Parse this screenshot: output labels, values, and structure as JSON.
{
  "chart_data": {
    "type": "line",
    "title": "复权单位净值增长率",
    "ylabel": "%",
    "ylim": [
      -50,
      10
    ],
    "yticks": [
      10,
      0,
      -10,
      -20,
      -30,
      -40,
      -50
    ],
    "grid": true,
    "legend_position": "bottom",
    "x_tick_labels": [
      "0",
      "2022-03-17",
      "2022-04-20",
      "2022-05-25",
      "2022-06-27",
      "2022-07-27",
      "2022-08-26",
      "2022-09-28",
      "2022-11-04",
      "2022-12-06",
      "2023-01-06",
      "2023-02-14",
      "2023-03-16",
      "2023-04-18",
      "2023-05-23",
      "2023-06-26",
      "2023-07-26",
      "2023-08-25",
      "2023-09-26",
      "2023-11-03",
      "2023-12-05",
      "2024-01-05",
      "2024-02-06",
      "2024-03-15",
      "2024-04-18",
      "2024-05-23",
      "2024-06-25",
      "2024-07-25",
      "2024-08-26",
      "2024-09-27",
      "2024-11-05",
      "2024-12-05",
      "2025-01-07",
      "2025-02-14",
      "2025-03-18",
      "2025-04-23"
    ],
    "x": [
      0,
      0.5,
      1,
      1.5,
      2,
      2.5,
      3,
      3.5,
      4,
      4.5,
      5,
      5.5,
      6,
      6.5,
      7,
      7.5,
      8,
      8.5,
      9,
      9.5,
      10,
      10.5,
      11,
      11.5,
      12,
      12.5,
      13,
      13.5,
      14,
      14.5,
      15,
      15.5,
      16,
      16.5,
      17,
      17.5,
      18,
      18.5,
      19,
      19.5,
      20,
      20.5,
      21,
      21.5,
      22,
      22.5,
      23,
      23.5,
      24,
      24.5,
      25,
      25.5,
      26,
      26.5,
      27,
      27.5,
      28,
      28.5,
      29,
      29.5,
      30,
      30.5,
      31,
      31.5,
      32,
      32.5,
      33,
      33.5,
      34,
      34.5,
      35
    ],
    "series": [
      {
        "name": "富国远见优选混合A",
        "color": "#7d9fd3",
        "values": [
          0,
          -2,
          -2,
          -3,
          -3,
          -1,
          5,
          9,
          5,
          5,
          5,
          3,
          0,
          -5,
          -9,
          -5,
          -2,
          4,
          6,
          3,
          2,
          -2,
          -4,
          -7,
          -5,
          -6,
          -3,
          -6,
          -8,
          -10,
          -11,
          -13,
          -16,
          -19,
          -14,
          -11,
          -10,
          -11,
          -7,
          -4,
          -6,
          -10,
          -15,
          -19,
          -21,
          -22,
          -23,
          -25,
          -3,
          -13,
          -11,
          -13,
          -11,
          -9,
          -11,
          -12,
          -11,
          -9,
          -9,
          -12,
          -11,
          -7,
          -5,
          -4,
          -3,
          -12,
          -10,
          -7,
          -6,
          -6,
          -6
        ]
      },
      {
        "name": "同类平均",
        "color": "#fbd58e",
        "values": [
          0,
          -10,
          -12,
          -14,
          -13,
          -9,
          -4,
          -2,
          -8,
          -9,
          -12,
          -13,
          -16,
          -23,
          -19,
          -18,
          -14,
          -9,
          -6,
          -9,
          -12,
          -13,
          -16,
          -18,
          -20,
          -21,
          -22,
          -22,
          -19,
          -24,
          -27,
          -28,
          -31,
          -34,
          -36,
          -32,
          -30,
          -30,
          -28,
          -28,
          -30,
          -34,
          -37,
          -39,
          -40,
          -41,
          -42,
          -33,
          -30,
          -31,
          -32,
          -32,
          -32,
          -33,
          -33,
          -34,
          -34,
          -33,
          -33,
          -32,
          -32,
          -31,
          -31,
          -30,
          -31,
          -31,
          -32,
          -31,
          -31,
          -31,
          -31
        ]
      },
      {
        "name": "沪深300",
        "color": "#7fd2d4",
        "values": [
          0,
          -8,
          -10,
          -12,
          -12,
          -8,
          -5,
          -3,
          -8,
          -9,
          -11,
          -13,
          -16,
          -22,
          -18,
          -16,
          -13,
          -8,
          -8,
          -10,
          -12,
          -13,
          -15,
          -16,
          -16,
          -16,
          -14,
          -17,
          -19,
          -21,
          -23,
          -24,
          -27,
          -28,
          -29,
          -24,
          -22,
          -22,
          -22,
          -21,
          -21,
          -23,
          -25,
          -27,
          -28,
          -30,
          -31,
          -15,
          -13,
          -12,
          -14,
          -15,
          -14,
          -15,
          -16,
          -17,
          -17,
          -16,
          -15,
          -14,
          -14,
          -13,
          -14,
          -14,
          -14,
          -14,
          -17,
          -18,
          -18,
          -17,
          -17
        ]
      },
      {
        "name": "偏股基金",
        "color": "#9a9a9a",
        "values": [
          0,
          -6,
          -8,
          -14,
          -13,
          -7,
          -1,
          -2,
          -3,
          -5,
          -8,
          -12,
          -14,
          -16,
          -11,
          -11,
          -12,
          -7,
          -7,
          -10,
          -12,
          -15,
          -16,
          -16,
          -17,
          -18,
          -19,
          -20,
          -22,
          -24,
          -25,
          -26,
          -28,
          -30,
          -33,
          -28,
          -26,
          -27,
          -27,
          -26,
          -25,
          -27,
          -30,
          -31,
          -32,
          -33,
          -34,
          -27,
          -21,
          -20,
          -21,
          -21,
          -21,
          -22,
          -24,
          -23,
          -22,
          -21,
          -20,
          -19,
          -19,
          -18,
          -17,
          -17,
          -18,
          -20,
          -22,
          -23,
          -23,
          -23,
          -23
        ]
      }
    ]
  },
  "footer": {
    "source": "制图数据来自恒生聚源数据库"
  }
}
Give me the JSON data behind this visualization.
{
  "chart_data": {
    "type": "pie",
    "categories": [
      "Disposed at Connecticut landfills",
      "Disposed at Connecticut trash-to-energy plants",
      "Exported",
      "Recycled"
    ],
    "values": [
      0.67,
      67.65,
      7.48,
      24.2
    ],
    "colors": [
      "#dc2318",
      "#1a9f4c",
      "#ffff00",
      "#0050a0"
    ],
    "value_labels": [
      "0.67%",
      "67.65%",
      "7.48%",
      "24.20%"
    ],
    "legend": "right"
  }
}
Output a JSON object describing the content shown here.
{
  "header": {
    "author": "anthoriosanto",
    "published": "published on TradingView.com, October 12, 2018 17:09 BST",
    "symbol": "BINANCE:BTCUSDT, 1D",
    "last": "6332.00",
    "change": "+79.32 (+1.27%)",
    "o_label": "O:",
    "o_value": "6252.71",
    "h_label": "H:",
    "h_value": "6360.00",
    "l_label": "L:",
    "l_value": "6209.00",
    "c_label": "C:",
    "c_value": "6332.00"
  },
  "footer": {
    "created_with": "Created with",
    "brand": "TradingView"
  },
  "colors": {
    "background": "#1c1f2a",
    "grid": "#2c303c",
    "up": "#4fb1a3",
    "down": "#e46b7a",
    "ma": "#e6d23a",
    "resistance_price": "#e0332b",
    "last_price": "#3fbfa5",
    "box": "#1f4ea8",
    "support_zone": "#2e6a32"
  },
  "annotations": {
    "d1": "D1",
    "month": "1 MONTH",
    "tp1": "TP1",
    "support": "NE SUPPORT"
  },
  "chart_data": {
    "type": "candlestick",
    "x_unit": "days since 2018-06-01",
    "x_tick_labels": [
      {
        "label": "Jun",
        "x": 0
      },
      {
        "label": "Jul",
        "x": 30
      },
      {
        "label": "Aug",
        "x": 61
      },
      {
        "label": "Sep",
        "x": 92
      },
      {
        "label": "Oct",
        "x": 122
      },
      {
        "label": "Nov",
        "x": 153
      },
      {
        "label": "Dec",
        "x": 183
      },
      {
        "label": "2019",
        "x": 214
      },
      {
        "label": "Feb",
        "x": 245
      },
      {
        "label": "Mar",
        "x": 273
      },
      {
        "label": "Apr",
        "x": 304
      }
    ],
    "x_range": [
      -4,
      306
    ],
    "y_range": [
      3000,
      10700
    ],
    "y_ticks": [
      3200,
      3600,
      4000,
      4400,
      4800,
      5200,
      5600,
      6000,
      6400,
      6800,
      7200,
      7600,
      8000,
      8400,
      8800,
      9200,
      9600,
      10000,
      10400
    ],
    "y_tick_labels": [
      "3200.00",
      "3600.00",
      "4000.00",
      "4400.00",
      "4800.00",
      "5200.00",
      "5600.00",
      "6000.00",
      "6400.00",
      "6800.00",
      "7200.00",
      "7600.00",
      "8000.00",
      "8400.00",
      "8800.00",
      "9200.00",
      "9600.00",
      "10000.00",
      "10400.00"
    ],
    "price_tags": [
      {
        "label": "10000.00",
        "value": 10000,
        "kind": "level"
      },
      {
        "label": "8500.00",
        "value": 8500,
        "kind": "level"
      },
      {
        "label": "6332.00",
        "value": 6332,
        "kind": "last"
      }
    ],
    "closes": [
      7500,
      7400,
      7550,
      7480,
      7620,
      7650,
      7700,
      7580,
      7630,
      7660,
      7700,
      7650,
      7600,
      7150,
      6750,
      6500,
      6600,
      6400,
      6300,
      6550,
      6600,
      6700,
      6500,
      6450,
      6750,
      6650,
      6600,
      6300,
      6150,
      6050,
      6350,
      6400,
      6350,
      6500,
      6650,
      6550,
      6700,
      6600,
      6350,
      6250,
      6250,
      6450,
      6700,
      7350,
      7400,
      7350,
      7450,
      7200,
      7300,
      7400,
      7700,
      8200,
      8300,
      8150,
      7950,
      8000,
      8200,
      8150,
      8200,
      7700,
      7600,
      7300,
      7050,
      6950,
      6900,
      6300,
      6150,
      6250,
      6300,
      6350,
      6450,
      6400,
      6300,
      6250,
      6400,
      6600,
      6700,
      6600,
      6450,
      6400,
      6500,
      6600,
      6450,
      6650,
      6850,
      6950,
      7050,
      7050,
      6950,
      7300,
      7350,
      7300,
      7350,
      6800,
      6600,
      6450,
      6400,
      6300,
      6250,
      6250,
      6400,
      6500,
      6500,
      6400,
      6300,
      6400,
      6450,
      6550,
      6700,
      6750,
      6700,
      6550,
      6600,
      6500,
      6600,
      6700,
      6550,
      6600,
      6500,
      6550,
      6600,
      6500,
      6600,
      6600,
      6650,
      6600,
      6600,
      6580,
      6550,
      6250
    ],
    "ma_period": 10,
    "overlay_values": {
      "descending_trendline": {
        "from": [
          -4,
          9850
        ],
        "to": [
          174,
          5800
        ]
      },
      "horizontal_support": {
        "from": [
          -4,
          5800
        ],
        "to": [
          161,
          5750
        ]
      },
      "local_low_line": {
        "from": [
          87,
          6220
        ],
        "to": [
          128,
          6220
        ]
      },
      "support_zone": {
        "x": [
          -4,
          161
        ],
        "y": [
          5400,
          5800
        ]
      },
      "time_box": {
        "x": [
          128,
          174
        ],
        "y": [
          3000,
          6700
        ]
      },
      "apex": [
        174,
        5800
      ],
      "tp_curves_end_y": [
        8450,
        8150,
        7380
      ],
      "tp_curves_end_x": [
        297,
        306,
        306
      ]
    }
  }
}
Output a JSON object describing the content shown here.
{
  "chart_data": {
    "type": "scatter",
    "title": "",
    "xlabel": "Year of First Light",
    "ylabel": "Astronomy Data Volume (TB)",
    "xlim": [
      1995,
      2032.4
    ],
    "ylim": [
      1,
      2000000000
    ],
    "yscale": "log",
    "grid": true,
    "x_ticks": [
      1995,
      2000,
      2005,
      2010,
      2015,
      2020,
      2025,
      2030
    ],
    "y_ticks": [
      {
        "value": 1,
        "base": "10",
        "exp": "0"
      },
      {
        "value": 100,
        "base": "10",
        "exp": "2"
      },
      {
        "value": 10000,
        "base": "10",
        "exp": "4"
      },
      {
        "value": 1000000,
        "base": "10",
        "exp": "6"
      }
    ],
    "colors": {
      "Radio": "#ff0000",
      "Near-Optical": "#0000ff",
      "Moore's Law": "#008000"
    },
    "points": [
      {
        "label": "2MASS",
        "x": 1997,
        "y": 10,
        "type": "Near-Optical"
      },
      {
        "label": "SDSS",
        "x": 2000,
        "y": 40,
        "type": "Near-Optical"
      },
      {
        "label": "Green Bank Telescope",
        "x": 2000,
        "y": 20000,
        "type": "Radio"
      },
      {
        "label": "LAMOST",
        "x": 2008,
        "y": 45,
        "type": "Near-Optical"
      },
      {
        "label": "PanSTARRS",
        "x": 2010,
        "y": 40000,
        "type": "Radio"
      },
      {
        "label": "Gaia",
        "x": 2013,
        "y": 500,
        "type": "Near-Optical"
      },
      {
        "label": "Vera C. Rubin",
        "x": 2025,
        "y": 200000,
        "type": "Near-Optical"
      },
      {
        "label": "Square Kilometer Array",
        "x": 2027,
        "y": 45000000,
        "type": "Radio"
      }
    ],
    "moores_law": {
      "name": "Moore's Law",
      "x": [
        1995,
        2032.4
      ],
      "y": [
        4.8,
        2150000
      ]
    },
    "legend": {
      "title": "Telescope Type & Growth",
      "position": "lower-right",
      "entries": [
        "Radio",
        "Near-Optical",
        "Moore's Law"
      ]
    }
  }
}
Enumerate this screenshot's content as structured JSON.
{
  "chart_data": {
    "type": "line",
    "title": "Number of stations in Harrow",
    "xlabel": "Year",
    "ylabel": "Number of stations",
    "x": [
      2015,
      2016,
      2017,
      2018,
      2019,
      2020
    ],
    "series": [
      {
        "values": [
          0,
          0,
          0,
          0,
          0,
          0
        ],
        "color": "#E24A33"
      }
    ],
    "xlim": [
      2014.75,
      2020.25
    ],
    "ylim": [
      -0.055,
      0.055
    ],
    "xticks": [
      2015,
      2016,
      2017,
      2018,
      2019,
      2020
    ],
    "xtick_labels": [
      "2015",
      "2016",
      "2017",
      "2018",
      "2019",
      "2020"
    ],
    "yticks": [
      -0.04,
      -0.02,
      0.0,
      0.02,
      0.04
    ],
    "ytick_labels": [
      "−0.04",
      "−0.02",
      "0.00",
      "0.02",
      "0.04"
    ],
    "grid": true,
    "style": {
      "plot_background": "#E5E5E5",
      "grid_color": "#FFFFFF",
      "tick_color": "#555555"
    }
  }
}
══════
- _BRIEF_: Return each line with "Number".

- _CORRECT OUTPUT_:
    "title": "Number of stations in Harrow",
    "ylabel": "Number of stations",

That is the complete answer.